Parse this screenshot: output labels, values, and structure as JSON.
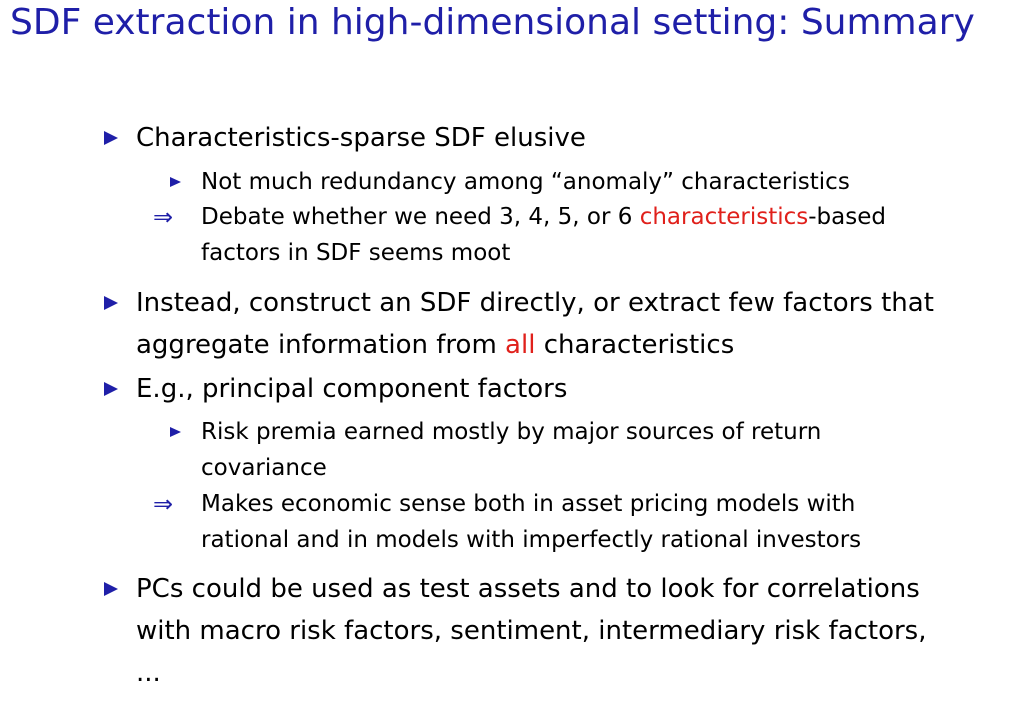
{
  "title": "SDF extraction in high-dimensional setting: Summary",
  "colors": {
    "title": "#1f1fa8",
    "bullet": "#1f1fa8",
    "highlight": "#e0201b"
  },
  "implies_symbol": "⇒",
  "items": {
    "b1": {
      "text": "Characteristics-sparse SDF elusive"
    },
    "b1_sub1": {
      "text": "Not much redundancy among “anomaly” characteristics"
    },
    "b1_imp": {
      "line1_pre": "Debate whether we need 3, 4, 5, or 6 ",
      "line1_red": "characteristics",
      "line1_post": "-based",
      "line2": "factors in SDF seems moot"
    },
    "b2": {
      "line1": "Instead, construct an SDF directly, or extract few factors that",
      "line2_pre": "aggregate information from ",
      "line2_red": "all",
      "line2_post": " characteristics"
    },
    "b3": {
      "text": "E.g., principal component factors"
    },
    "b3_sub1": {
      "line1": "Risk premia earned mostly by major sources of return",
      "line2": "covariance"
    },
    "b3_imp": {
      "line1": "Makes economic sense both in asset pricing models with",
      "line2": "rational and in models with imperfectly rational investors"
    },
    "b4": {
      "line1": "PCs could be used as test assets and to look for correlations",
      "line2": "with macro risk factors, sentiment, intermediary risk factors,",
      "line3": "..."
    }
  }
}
════════════════════
- THE REQUEST
Transcribe the records word for word and include no pictures.

- RESPONSE
Parse this screenshot: output labels, values, and structure as JSON.
{
  "title": "SDF extraction in high-dimensional setting: Summary",
  "colors": {
    "title": "#1f1fa8",
    "bullet": "#1f1fa8",
    "highlight": "#e0201b"
  },
  "implies_symbol": "⇒",
  "items": {
    "b1": {
      "text": "Characteristics-sparse SDF elusive"
    },
    "b1_sub1": {
      "text": "Not much redundancy among “anomaly” characteristics"
    },
    "b1_imp": {
      "line1_pre": "Debate whether we need 3, 4, 5, or 6 ",
      "line1_red": "characteristics",
      "line1_post": "-based",
      "line2": "factors in SDF seems moot"
    },
    "b2": {
      "line1": "Instead, construct an SDF directly, or extract few factors that",
      "line2_pre": "aggregate information from ",
      "line2_red": "all",
      "line2_post": " characteristics"
    },
    "b3": {
      "text": "E.g., principal component factors"
    },
    "b3_sub1": {
      "line1": "Risk premia earned mostly by major sources of return",
      "line2": "covariance"
    },
    "b3_imp": {
      "line1": "Makes economic sense both in asset pricing models with",
      "line2": "rational and in models with imperfectly rational investors"
    },
    "b4": {
      "line1": "PCs could be used as test assets and to look for correlations",
      "line2": "with macro risk factors, sentiment, intermediary risk factors,",
      "line3": "..."
    }
  }
}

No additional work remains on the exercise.